**PROBLEM STATEMENT:**
Each line of the material must be returned exactly.

Dataset items:

------------------------------------------------------------------------

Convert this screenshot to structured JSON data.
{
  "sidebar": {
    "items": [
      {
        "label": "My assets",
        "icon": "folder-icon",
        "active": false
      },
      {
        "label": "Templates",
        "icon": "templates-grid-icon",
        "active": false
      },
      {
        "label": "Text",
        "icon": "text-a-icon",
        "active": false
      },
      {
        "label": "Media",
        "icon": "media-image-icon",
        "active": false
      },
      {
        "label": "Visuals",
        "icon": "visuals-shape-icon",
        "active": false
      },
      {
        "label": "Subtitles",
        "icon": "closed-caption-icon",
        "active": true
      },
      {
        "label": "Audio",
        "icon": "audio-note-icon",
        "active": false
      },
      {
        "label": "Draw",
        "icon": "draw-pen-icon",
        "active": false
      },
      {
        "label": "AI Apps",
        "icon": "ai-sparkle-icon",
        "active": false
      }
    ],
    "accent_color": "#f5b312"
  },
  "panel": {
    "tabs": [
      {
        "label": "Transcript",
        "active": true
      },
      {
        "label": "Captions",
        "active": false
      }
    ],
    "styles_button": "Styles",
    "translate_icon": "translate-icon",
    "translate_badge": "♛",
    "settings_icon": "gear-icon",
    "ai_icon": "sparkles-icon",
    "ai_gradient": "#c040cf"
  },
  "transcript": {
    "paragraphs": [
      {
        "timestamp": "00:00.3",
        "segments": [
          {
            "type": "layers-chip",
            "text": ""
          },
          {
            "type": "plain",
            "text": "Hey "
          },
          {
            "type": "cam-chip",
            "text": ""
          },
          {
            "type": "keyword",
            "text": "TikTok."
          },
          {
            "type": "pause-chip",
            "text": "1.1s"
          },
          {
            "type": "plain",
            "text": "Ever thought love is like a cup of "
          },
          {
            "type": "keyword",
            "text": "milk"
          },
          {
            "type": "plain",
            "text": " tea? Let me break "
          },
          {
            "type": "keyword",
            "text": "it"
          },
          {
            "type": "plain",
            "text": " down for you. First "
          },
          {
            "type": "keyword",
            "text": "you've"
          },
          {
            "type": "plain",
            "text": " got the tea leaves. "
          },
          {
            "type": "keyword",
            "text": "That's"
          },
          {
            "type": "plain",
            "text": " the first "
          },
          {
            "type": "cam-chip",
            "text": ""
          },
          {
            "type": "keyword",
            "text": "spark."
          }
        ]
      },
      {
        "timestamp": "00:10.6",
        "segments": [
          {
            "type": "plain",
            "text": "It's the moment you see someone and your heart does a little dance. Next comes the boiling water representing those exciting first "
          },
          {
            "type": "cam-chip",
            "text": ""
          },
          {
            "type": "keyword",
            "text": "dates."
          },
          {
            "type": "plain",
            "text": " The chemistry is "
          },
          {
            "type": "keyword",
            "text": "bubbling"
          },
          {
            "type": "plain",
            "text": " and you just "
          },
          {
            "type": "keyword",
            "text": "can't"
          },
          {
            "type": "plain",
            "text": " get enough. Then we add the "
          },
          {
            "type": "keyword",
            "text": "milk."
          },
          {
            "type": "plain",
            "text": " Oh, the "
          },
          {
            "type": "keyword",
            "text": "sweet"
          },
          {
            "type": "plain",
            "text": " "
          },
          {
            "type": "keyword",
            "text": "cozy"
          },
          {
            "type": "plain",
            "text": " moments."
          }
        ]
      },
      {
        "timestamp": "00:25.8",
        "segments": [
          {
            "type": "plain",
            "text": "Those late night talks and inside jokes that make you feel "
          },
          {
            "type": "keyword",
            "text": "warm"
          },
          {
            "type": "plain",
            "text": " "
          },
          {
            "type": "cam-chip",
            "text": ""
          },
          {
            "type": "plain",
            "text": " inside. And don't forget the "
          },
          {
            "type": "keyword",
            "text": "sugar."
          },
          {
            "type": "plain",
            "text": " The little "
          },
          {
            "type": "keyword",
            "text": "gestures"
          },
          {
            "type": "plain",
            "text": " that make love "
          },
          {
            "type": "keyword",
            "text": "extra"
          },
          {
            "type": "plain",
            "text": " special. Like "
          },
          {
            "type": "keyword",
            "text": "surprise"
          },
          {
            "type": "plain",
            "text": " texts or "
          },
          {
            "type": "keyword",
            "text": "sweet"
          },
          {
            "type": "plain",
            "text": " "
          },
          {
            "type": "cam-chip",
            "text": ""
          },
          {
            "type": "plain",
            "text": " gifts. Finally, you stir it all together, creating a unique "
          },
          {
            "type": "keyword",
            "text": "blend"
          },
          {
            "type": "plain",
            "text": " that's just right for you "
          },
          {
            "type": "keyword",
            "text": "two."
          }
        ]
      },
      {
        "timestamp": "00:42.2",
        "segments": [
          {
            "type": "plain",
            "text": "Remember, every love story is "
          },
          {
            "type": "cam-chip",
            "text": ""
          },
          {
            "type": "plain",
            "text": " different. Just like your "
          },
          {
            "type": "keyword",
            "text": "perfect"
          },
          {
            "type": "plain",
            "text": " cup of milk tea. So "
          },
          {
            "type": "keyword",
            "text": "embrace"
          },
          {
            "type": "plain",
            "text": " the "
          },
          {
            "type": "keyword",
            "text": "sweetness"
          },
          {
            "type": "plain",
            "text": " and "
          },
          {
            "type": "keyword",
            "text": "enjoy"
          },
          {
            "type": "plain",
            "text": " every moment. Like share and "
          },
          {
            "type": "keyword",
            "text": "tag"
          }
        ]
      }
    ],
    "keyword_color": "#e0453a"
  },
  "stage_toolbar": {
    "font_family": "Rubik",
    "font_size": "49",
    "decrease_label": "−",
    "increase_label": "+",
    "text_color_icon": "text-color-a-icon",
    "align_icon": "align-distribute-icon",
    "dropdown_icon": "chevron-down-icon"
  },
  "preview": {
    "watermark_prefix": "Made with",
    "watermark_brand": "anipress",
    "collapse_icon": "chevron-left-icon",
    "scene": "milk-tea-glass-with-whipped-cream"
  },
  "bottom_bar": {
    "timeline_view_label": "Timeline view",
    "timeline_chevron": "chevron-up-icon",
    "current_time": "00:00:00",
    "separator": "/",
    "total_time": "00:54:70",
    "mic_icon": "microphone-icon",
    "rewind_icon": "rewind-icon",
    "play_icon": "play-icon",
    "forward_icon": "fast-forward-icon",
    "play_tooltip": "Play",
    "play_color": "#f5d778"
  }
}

------------------------------------------------------------------------

**WORKED ANSWER:**
Convert this screenshot to structured JSON data.
{
  "sidebar": {
    "items": [
      {
        "label": "My assets",
        "icon": "folder-icon",
        "active": false
      },
      {
        "label": "Templates",
        "icon": "templates-grid-icon",
        "active": false
      },
      {
        "label": "Text",
        "icon": "text-a-icon",
        "active": false
      },
      {
        "label": "Media",
        "icon": "media-image-icon",
        "active": false
      },
      {
        "label": "Visuals",
        "icon": "visuals-shape-icon",
        "active": false
      },
      {
        "label": "Subtitles",
        "icon": "closed-caption-icon",
        "active": true
      },
      {
        "label": "Audio",
        "icon": "audio-note-icon",
        "active": false
      },
      {
        "label": "Draw",
        "icon": "draw-pen-icon",
        "active": false
      },
      {
        "label": "AI Apps",
        "icon": "ai-sparkle-icon",
        "active": false
      }
    ],
    "accent_color": "#f5b312"
  },
  "panel": {
    "tabs": [
      {
        "label": "Transcript",
        "active": true
      },
      {
        "label": "Captions",
        "active": false
      }
    ],
    "styles_button": "Styles",
    "translate_icon": "translate-icon",
    "translate_badge": "♛",
    "settings_icon": "gear-icon",
    "ai_icon": "sparkles-icon",
    "ai_gradient": "#c040cf"
  },
  "transcript": {
    "paragraphs": [
      {
        "timestamp": "00:00.3",
        "segments": [
          {
            "type": "layers-chip",
            "text": ""
          },
          {
            "type": "plain",
            "text": "Hey "
          },
          {
            "type": "cam-chip",
            "text": ""
          },
          {
            "type": "keyword",
            "text": "TikTok."
          },
          {
            "type": "pause-chip",
            "text": "1.1s"
          },
          {
            "type": "plain",
            "text": "Ever thought love is like a cup of "
          },
          {
            "type": "keyword",
            "text": "milk"
          },
          {
            "type": "plain",
            "text": " tea? Let me break "
          },
          {
            "type": "keyword",
            "text": "it"
          },
          {
            "type": "plain",
            "text": " down for you. First "
          },
          {
            "type": "keyword",
            "text": "you've"
          },
          {
            "type": "plain",
            "text": " got the tea leaves. "
          },
          {
            "type": "keyword",
            "text": "That's"
          },
          {
            "type": "plain",
            "text": " the first "
          },
          {
            "type": "cam-chip",
            "text": ""
          },
          {
            "type": "keyword",
            "text": "spark."
          }
        ]
      },
      {
        "timestamp": "00:10.6",
        "segments": [
          {
            "type": "plain",
            "text": "It's the moment you see someone and your heart does a little dance. Next comes the boiling water representing those exciting first "
          },
          {
            "type": "cam-chip",
            "text": ""
          },
          {
            "type": "keyword",
            "text": "dates."
          },
          {
            "type": "plain",
            "text": " The chemistry is "
          },
          {
            "type": "keyword",
            "text": "bubbling"
          },
          {
            "type": "plain",
            "text": " and you just "
          },
          {
            "type": "keyword",
            "text": "can't"
          },
          {
            "type": "plain",
            "text": " get enough. Then we add the "
          },
          {
            "type": "keyword",
            "text": "milk."
          },
          {
            "type": "plain",
            "text": " Oh, the "
          },
          {
            "type": "keyword",
            "text": "sweet"
          },
          {
            "type": "plain",
            "text": " "
          },
          {
            "type": "keyword",
            "text": "cozy"
          },
          {
            "type": "plain",
            "text": " moments."
          }
        ]
      },
      {
        "timestamp": "00:25.8",
        "segments": [
          {
            "type": "plain",
            "text": "Those late night talks and inside jokes that make you feel "
          },
          {
            "type": "keyword",
            "text": "warm"
          },
          {
            "type": "plain",
            "text": " "
          },
          {
            "type": "cam-chip",
            "text": ""
          },
          {
            "type": "plain",
            "text": " inside. And don't forget the "
          },
          {
            "type": "keyword",
            "text": "sugar."
          },
          {
            "type": "plain",
            "text": " The little "
          },
          {
            "type": "keyword",
            "text": "gestures"
          },
          {
            "type": "plain",
            "text": " that make love "
          },
          {
            "type": "keyword",
            "text": "extra"
          },
          {
            "type": "plain",
            "text": " special. Like "
          },
          {
            "type": "keyword",
            "text": "surprise"
          },
          {
            "type": "plain",
            "text": " texts or "
          },
          {
            "type": "keyword",
            "text": "sweet"
          },
          {
            "type": "plain",
            "text": " "
          },
          {
            "type": "cam-chip",
            "text": ""
          },
          {
            "type": "plain",
            "text": " gifts. Finally, you stir it all together, creating a unique "
          },
          {
            "type": "keyword",
            "text": "blend"
          },
          {
            "type": "plain",
            "text": " that's just right for you "
          },
          {
            "type": "keyword",
            "text": "two."
          }
        ]
      },
      {
        "timestamp": "00:42.2",
        "segments": [
          {
            "type": "plain",
            "text": "Remember, every love story is "
          },
          {
            "type": "cam-chip",
            "text": ""
          },
          {
            "type": "plain",
            "text": " different. Just like your "
          },
          {
            "type": "keyword",
            "text": "perfect"
          },
          {
            "type": "plain",
            "text": " cup of milk tea. So "
          },
          {
            "type": "keyword",
            "text": "embrace"
          },
          {
            "type": "plain",
            "text": " the "
          },
          {
            "type": "keyword",
            "text": "sweetness"
          },
          {
            "type": "plain",
            "text": " and "
          },
          {
            "type": "keyword",
            "text": "enjoy"
          },
          {
            "type": "plain",
            "text": " every moment. Like share and "
          },
          {
            "type": "keyword",
            "text": "tag"
          }
        ]
      }
    ],
    "keyword_color": "#e0453a"
  },
  "stage_toolbar": {
    "font_family": "Rubik",
    "font_size": "49",
    "decrease_label": "−",
    "increase_label": "+",
    "text_color_icon": "text-color-a-icon",
    "align_icon": "align-distribute-icon",
    "dropdown_icon": "chevron-down-icon"
  },
  "preview": {
    "watermark_prefix": "Made with",
    "watermark_brand": "anipress",
    "collapse_icon": "chevron-left-icon",
    "scene": "milk-tea-glass-with-whipped-cream"
  },
  "bottom_bar": {
    "timeline_view_label": "Timeline view",
    "timeline_chevron": "chevron-up-icon",
    "current_time": "00:00:00",
    "separator": "/",
    "total_time": "00:54:70",
    "mic_icon": "microphone-icon",
    "rewind_icon": "rewind-icon",
    "play_icon": "play-icon",
    "forward_icon": "fast-forward-icon",
    "play_tooltip": "Play",
    "play_color": "#f5d778"
  }
}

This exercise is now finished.